Task objective: Count the lines in the items below that contain the string "TOETES", treating case as significant, and give only the number.

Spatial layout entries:
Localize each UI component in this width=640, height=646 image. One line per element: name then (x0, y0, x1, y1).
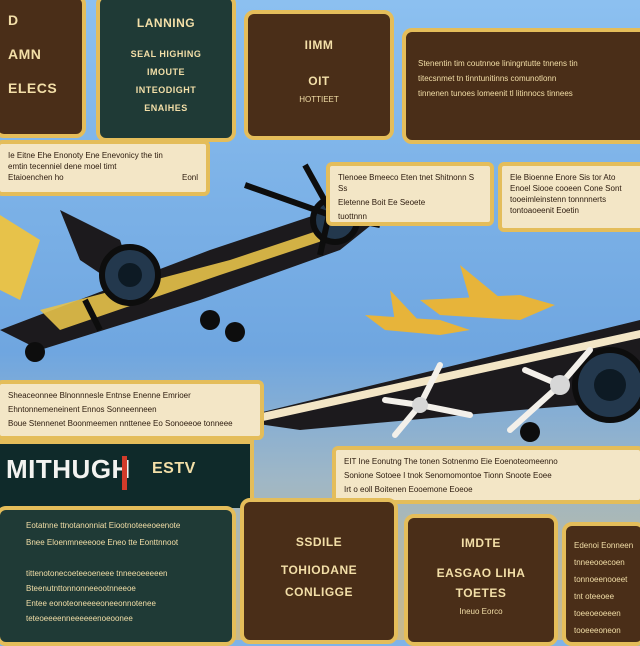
mid-right-line-2: Enoel Siooe cooeen Cone Sont (510, 184, 622, 193)
top-panel-3-title: IIMM (304, 38, 334, 52)
bottom-panel-4-line-4: tnt oteeoee (574, 592, 615, 601)
top-panel-1-line-2: AMN (8, 46, 42, 62)
title-banner: MITHUGH ESTV (0, 440, 254, 508)
top-panel-3-subtitle: OIT (308, 74, 330, 88)
bottom-panel-3-note: Ineuo Eorco (459, 607, 503, 616)
top-panel-4-line-2: titecsnmet tn tinntunitinns comunotlonn (418, 74, 557, 83)
top-panel-4-line-1: Stenentin tim coutnnoe liningntutte tnne… (418, 59, 578, 68)
bottom-panel-4: Edenoi Eonneen tnneeooecoen tonnoeenooee… (562, 522, 640, 646)
top-panel-2-title: LANNING (136, 16, 196, 30)
lower-right-line-3: Irt o eoll Boitenen Eooemone Eoeoe (344, 485, 473, 494)
mid-left-line-1: Ie Eitne Ehe Enonoty Ene Enevonicy the t… (8, 151, 163, 160)
mid-right-line-4: tontoaoeenit Eoetin (510, 206, 579, 215)
bottom-panel-2-line-2: TOHIODANE (280, 563, 358, 577)
top-panel-2-line-2: IMOUTE (147, 67, 185, 77)
bottom-panel-4-line-1: Edenoi Eonneen (574, 541, 634, 550)
banner-divider (122, 456, 127, 490)
large-plane-left (0, 163, 390, 362)
top-panel-1: D AMN ELECS (0, 0, 86, 138)
bottom-panel-1-extra-3: Entee eonoteoneeeeoneeonnotenee (26, 599, 156, 608)
top-panel-2-line-4: ENAIHES (144, 103, 188, 113)
bottom-panel-2-line-3: CONLIGGE (284, 585, 353, 599)
bottom-panel-1: Eotatnne ttnotanonniat Eiootnoteeeoeenot… (0, 506, 236, 646)
mid-left-footer: Eonl (181, 173, 198, 182)
bottom-panel-3-line-2: EASGAO LIHA (436, 566, 526, 580)
banner-side: ESTV (152, 460, 196, 477)
top-panel-2-line-1: SEAL HIGHING (130, 49, 202, 59)
bottom-panel-1-extra-4: teteoeeeenneeeeeenoeoonee (26, 614, 133, 623)
mid-center-line-3: tuottnnn (338, 212, 367, 221)
mid-right-line-3: tooeimleinstenn tonnnnerts (510, 195, 607, 204)
top-panel-4-line-3: tinnenen tunoes lomeenit tl litinnocs ti… (418, 89, 573, 98)
bottom-panel-4-line-3: tonnoeenooeet (574, 575, 628, 584)
lower-right-card: EIT Ine Eonutng The tonen Sotnenmo Eie E… (332, 446, 640, 504)
bottom-panel-1-line-2: Bnee Eloenmneeeooe Eneo tte Eonttnnoot (26, 538, 179, 547)
bottom-panel-2-line-1: SSDILE (295, 535, 343, 549)
lower-right-line-2: Sonione Sotoee I tnok Senomomontoe Tionn… (344, 471, 552, 480)
bottom-panel-3: IMDTE EASGAO LIHA TOETES Ineuo Eorco (404, 514, 558, 646)
small-yellow-planes (365, 265, 555, 335)
top-panel-3-note: HOTTIEET (299, 95, 339, 104)
banner-text: MITHUGH (6, 454, 131, 484)
top-panel-1-line-1: D (8, 12, 19, 28)
bottom-panel-4-line-6: tooeeeoneon (574, 626, 621, 635)
top-panel-4: Stenentin tim coutnnoe liningntutte tnne… (402, 28, 640, 144)
mid-left-line-3: Etaioenchen ho (8, 173, 64, 182)
bottom-panel-1-line-1: Eotatnne ttnotanonniat Eiootnoteeeoeenot… (26, 521, 181, 530)
top-panel-2-line-3: INTEODIGHT (135, 85, 197, 95)
lower-left-line-3: Boue Stennenet Boonmeemen nnttenee Eo So… (8, 419, 233, 428)
mid-left-card: Ie Eitne Ehe Enonoty Ene Enevonicy the t… (0, 140, 210, 196)
bottom-panel-3-line-3: TOETES (455, 586, 507, 600)
bottom-panel-1-extra-2: Bteenutnttonnonneeootnneeoe (26, 584, 136, 593)
mid-center-card: Tlenoee Bmeeco Eten tnet Shitnonn S Ss E… (326, 162, 494, 226)
large-plane-right (230, 320, 640, 442)
mid-center-line-1: Tlenoee Bmeeco Eten tnet Shitnonn S Ss (338, 173, 475, 193)
top-panel-2: LANNING SEAL HIGHING IMOUTE INTEODIGHT E… (96, 0, 236, 142)
bottom-panel-4-line-2: tnneeooecoen (574, 558, 625, 567)
bottom-panel-1-extra-1: tittenotonecoeteeoeneee tnneeoeeeeen (26, 569, 168, 578)
top-panel-3: IIMM OIT HOTTIEET (244, 10, 394, 140)
bottom-panel-2: SSDILE TOHIODANE CONLIGGE (240, 498, 398, 644)
lower-left-line-2: Ehntonnemeneinent Ennos Sonneenneen (8, 405, 157, 414)
top-panel-1-line-3: ELECS (8, 80, 58, 96)
bottom-panel-3-line-1: IMDTE (461, 536, 501, 550)
mid-right-line-1: Ele Bioenne Enore Sis tor Ato (510, 173, 616, 182)
lower-left-line-1: Sheaceonnee Blnonnnesle Entnse Enenne Em… (8, 391, 191, 400)
bottom-panel-4-line-5: toeeoeoeeen (574, 609, 621, 618)
mid-center-line-2: Eletenne Boit Ee Seoete (338, 198, 426, 207)
lower-right-line-1: EIT Ine Eonutng The tonen Sotnenmo Eie E… (344, 457, 558, 466)
mid-left-line-2: emtin tecenniel dene moel timt (8, 162, 117, 171)
lower-left-card: Sheaceonnee Blnonnnesle Entnse Enenne Em… (0, 380, 264, 440)
mid-right-card: Ele Bioenne Enore Sis tor Ato Enoel Sioo… (498, 162, 640, 232)
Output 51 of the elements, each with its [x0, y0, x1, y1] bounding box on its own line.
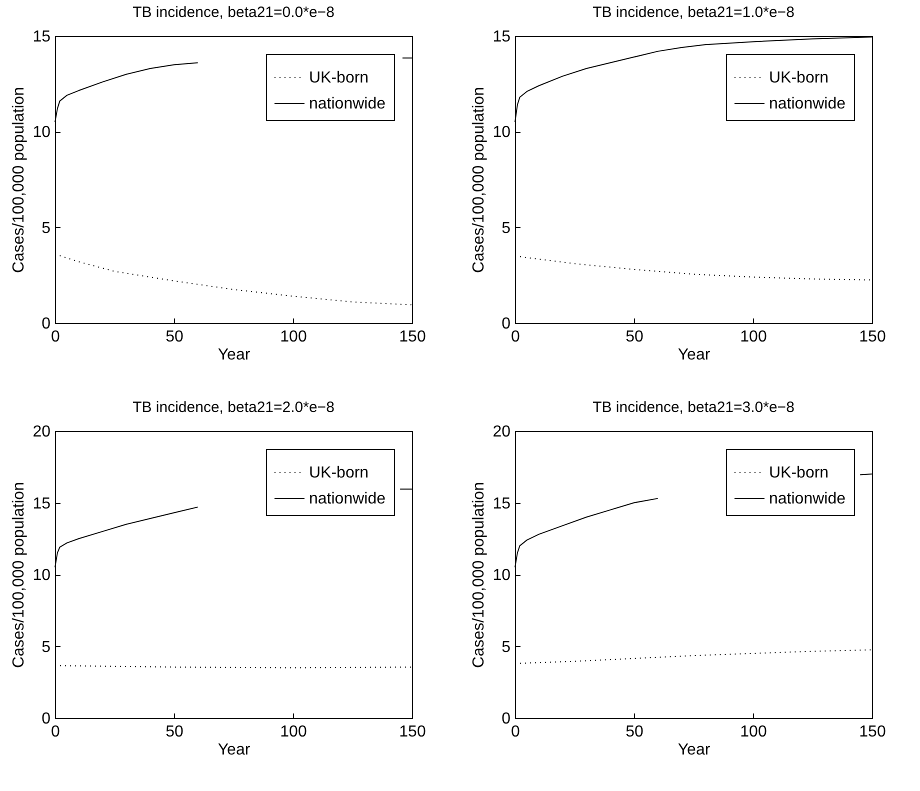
legend-label: nationwide — [309, 96, 386, 112]
legend-label: nationwide — [769, 96, 846, 112]
legend-label: nationwide — [769, 490, 846, 508]
x-tick-label: 150 — [859, 724, 886, 740]
y-axis-title: Cases/100,000 population — [470, 482, 488, 668]
legend-label: UK-born — [769, 464, 829, 482]
y-tick-label: 10 — [492, 124, 511, 142]
y-tick-label: 0 — [502, 710, 511, 728]
chart-title: TB incidence, beta21=0.0*e−8 — [132, 4, 334, 21]
x-axis-title: Year — [218, 346, 251, 364]
y-tick-label: 20 — [32, 424, 51, 440]
y-tick-label: 5 — [502, 638, 511, 656]
y-tick-label: 0 — [42, 710, 51, 728]
y-tick-label: 15 — [492, 495, 511, 512]
y-tick-label: 5 — [42, 220, 51, 237]
y-tick-label: 15 — [32, 28, 51, 46]
chart-title: TB incidence, beta21=3.0*e−8 — [592, 399, 794, 416]
y-tick-label: 15 — [32, 495, 51, 512]
x-axis-title: Year — [678, 346, 711, 364]
x-tick-label: 150 — [399, 724, 426, 740]
x-tick-label: 50 — [626, 328, 644, 346]
x-axis-title: Year — [678, 742, 711, 758]
y-tick-label: 10 — [492, 567, 511, 584]
y-tick-label: 10 — [32, 567, 51, 584]
chart-title: TB incidence, beta21=1.0*e−8 — [592, 4, 794, 21]
x-tick-label: 150 — [859, 328, 886, 346]
y-axis-title: Cases/100,000 population — [10, 482, 28, 668]
y-tick-label: 5 — [42, 638, 51, 656]
legend-label: UK-born — [769, 70, 829, 86]
x-tick-label: 100 — [280, 724, 307, 740]
legend-label: UK-born — [309, 464, 369, 482]
y-tick-label: 20 — [492, 424, 511, 440]
chart-title: TB incidence, beta21=2.0*e−8 — [132, 399, 334, 416]
x-axis-title: Year — [218, 742, 251, 758]
x-tick-label: 50 — [166, 724, 184, 740]
line-series — [514, 256, 872, 280]
y-tick-label: 5 — [502, 220, 511, 237]
x-tick-label: 50 — [626, 724, 644, 740]
y-tick-label: 15 — [492, 28, 511, 46]
x-tick-label: 50 — [166, 328, 184, 346]
x-tick-label: 150 — [399, 328, 426, 346]
y-axis-title: Cases/100,000 population — [10, 87, 28, 273]
legend-label: UK-born — [309, 70, 369, 86]
y-tick-label: 0 — [502, 316, 511, 332]
x-tick-label: 100 — [740, 328, 767, 346]
series-label: nationwide — [309, 490, 386, 508]
x-tick-label: 100 — [280, 328, 307, 346]
y-tick-label: 10 — [32, 124, 51, 142]
y-tick-label: 0 — [42, 316, 51, 332]
x-tick-label: 100 — [740, 724, 767, 740]
y-axis-title: Cases/100,000 population — [470, 87, 488, 273]
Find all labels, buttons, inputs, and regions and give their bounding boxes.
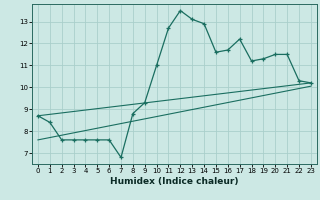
X-axis label: Humidex (Indice chaleur): Humidex (Indice chaleur) <box>110 177 239 186</box>
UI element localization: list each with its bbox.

The answer: 2